### DATA
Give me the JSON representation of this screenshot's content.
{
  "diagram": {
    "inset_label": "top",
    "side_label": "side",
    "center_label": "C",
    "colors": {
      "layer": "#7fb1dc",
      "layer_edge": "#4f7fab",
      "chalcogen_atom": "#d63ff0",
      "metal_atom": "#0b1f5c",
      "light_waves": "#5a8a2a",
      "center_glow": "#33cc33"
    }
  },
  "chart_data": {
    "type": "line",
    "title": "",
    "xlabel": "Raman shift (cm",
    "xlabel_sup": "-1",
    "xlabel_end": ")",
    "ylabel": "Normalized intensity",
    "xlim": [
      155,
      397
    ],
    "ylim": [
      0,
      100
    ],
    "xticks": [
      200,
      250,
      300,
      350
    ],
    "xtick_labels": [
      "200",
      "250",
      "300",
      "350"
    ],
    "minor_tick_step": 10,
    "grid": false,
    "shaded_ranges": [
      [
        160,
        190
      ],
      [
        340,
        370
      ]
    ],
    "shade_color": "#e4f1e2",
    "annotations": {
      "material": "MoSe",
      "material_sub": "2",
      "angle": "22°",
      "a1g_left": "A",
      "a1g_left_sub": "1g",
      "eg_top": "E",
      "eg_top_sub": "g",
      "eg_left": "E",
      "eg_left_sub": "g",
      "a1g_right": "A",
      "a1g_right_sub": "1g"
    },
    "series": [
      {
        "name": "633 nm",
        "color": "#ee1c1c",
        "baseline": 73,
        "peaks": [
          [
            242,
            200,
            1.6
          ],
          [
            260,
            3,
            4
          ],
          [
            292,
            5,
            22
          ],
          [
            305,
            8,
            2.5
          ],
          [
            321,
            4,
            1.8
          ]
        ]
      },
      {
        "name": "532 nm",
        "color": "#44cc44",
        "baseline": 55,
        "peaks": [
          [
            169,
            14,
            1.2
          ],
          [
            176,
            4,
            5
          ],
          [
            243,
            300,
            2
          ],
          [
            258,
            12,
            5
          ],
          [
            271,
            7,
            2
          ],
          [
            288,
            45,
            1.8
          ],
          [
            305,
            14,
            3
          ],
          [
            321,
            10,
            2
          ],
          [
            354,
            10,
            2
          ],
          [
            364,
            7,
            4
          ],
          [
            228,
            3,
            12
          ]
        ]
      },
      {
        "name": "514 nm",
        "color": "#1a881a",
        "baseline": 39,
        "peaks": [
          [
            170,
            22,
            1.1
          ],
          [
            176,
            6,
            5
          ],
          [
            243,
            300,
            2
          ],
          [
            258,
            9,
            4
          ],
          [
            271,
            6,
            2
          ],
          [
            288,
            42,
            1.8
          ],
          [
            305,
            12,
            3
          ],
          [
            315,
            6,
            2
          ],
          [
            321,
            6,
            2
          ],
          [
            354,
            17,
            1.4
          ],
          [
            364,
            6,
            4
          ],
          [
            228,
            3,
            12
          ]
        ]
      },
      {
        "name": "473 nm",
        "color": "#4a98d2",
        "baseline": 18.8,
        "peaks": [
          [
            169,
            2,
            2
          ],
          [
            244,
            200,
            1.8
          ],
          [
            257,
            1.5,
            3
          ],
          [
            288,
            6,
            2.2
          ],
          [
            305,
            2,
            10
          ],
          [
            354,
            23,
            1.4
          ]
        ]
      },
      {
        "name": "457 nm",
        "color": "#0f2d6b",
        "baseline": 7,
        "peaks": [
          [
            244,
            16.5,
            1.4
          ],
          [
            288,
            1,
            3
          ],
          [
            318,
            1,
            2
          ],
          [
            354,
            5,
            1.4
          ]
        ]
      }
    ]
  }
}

### JOB
Your task is to repeat the data exactly, with nothing left out.

### ANSWER BELOW
Give me the JSON representation of this screenshot's content.
{
  "diagram": {
    "inset_label": "top",
    "side_label": "side",
    "center_label": "C",
    "colors": {
      "layer": "#7fb1dc",
      "layer_edge": "#4f7fab",
      "chalcogen_atom": "#d63ff0",
      "metal_atom": "#0b1f5c",
      "light_waves": "#5a8a2a",
      "center_glow": "#33cc33"
    }
  },
  "chart_data": {
    "type": "line",
    "title": "",
    "xlabel": "Raman shift (cm",
    "xlabel_sup": "-1",
    "xlabel_end": ")",
    "ylabel": "Normalized intensity",
    "xlim": [
      155,
      397
    ],
    "ylim": [
      0,
      100
    ],
    "xticks": [
      200,
      250,
      300,
      350
    ],
    "xtick_labels": [
      "200",
      "250",
      "300",
      "350"
    ],
    "minor_tick_step": 10,
    "grid": false,
    "shaded_ranges": [
      [
        160,
        190
      ],
      [
        340,
        370
      ]
    ],
    "shade_color": "#e4f1e2",
    "annotations": {
      "material": "MoSe",
      "material_sub": "2",
      "angle": "22°",
      "a1g_left": "A",
      "a1g_left_sub": "1g",
      "eg_top": "E",
      "eg_top_sub": "g",
      "eg_left": "E",
      "eg_left_sub": "g",
      "a1g_right": "A",
      "a1g_right_sub": "1g"
    },
    "series": [
      {
        "name": "633 nm",
        "color": "#ee1c1c",
        "baseline": 73,
        "peaks": [
          [
            242,
            200,
            1.6
          ],
          [
            260,
            3,
            4
          ],
          [
            292,
            5,
            22
          ],
          [
            305,
            8,
            2.5
          ],
          [
            321,
            4,
            1.8
          ]
        ]
      },
      {
        "name": "532 nm",
        "color": "#44cc44",
        "baseline": 55,
        "peaks": [
          [
            169,
            14,
            1.2
          ],
          [
            176,
            4,
            5
          ],
          [
            243,
            300,
            2
          ],
          [
            258,
            12,
            5
          ],
          [
            271,
            7,
            2
          ],
          [
            288,
            45,
            1.8
          ],
          [
            305,
            14,
            3
          ],
          [
            321,
            10,
            2
          ],
          [
            354,
            10,
            2
          ],
          [
            364,
            7,
            4
          ],
          [
            228,
            3,
            12
          ]
        ]
      },
      {
        "name": "514 nm",
        "color": "#1a881a",
        "baseline": 39,
        "peaks": [
          [
            170,
            22,
            1.1
          ],
          [
            176,
            6,
            5
          ],
          [
            243,
            300,
            2
          ],
          [
            258,
            9,
            4
          ],
          [
            271,
            6,
            2
          ],
          [
            288,
            42,
            1.8
          ],
          [
            305,
            12,
            3
          ],
          [
            315,
            6,
            2
          ],
          [
            321,
            6,
            2
          ],
          [
            354,
            17,
            1.4
          ],
          [
            364,
            6,
            4
          ],
          [
            228,
            3,
            12
          ]
        ]
      },
      {
        "name": "473 nm",
        "color": "#4a98d2",
        "baseline": 18.8,
        "peaks": [
          [
            169,
            2,
            2
          ],
          [
            244,
            200,
            1.8
          ],
          [
            257,
            1.5,
            3
          ],
          [
            288,
            6,
            2.2
          ],
          [
            305,
            2,
            10
          ],
          [
            354,
            23,
            1.4
          ]
        ]
      },
      {
        "name": "457 nm",
        "color": "#0f2d6b",
        "baseline": 7,
        "peaks": [
          [
            244,
            16.5,
            1.4
          ],
          [
            288,
            1,
            3
          ],
          [
            318,
            1,
            2
          ],
          [
            354,
            5,
            1.4
          ]
        ]
      }
    ]
  }
}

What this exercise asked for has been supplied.